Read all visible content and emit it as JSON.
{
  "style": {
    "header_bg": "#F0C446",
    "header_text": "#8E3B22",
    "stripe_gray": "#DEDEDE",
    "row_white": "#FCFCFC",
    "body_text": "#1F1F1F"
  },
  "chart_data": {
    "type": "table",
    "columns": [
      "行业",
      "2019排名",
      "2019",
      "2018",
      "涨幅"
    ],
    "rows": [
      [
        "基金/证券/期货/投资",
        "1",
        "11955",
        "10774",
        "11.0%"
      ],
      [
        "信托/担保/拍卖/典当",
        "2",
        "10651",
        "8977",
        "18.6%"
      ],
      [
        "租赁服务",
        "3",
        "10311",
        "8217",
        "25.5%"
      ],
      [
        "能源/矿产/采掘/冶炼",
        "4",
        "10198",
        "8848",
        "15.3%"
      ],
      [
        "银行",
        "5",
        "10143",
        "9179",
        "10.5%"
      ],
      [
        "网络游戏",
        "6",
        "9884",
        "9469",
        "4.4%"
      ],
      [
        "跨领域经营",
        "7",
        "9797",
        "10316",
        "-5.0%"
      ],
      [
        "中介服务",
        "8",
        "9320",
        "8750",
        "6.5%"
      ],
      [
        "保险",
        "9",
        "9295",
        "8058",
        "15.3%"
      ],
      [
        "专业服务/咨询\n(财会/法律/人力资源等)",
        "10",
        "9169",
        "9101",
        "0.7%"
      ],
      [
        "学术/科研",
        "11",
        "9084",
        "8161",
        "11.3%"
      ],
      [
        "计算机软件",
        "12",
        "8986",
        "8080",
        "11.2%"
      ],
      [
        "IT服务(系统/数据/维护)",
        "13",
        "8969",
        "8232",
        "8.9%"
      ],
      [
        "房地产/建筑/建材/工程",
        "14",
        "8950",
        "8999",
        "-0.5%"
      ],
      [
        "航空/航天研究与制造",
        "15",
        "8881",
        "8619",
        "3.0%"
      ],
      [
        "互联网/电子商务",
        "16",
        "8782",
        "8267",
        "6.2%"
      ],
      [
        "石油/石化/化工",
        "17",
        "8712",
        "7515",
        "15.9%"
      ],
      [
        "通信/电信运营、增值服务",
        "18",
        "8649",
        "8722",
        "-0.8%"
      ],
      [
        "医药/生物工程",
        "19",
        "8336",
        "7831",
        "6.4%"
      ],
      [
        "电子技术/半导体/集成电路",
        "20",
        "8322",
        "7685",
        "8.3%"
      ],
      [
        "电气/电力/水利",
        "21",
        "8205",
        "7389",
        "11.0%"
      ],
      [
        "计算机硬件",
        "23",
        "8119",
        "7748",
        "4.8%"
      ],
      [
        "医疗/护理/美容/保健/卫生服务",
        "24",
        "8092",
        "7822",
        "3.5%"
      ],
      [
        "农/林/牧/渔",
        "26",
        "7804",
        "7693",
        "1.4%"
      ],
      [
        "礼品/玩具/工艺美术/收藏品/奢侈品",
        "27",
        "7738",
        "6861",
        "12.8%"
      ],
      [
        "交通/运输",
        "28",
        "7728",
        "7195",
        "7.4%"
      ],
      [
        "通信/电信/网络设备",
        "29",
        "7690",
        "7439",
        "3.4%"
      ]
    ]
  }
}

[Task requirements]
Copy the records above exactly as they appear.

[Full solution]
Read all visible content and emit it as JSON.
{
  "style": {
    "header_bg": "#F0C446",
    "header_text": "#8E3B22",
    "stripe_gray": "#DEDEDE",
    "row_white": "#FCFCFC",
    "body_text": "#1F1F1F"
  },
  "chart_data": {
    "type": "table",
    "columns": [
      "行业",
      "2019排名",
      "2019",
      "2018",
      "涨幅"
    ],
    "rows": [
      [
        "基金/证券/期货/投资",
        "1",
        "11955",
        "10774",
        "11.0%"
      ],
      [
        "信托/担保/拍卖/典当",
        "2",
        "10651",
        "8977",
        "18.6%"
      ],
      [
        "租赁服务",
        "3",
        "10311",
        "8217",
        "25.5%"
      ],
      [
        "能源/矿产/采掘/冶炼",
        "4",
        "10198",
        "8848",
        "15.3%"
      ],
      [
        "银行",
        "5",
        "10143",
        "9179",
        "10.5%"
      ],
      [
        "网络游戏",
        "6",
        "9884",
        "9469",
        "4.4%"
      ],
      [
        "跨领域经营",
        "7",
        "9797",
        "10316",
        "-5.0%"
      ],
      [
        "中介服务",
        "8",
        "9320",
        "8750",
        "6.5%"
      ],
      [
        "保险",
        "9",
        "9295",
        "8058",
        "15.3%"
      ],
      [
        "专业服务/咨询\n(财会/法律/人力资源等)",
        "10",
        "9169",
        "9101",
        "0.7%"
      ],
      [
        "学术/科研",
        "11",
        "9084",
        "8161",
        "11.3%"
      ],
      [
        "计算机软件",
        "12",
        "8986",
        "8080",
        "11.2%"
      ],
      [
        "IT服务(系统/数据/维护)",
        "13",
        "8969",
        "8232",
        "8.9%"
      ],
      [
        "房地产/建筑/建材/工程",
        "14",
        "8950",
        "8999",
        "-0.5%"
      ],
      [
        "航空/航天研究与制造",
        "15",
        "8881",
        "8619",
        "3.0%"
      ],
      [
        "互联网/电子商务",
        "16",
        "8782",
        "8267",
        "6.2%"
      ],
      [
        "石油/石化/化工",
        "17",
        "8712",
        "7515",
        "15.9%"
      ],
      [
        "通信/电信运营、增值服务",
        "18",
        "8649",
        "8722",
        "-0.8%"
      ],
      [
        "医药/生物工程",
        "19",
        "8336",
        "7831",
        "6.4%"
      ],
      [
        "电子技术/半导体/集成电路",
        "20",
        "8322",
        "7685",
        "8.3%"
      ],
      [
        "电气/电力/水利",
        "21",
        "8205",
        "7389",
        "11.0%"
      ],
      [
        "计算机硬件",
        "23",
        "8119",
        "7748",
        "4.8%"
      ],
      [
        "医疗/护理/美容/保健/卫生服务",
        "24",
        "8092",
        "7822",
        "3.5%"
      ],
      [
        "农/林/牧/渔",
        "26",
        "7804",
        "7693",
        "1.4%"
      ],
      [
        "礼品/玩具/工艺美术/收藏品/奢侈品",
        "27",
        "7738",
        "6861",
        "12.8%"
      ],
      [
        "交通/运输",
        "28",
        "7728",
        "7195",
        "7.4%"
      ],
      [
        "通信/电信/网络设备",
        "29",
        "7690",
        "7439",
        "3.4%"
      ]
    ]
  }
}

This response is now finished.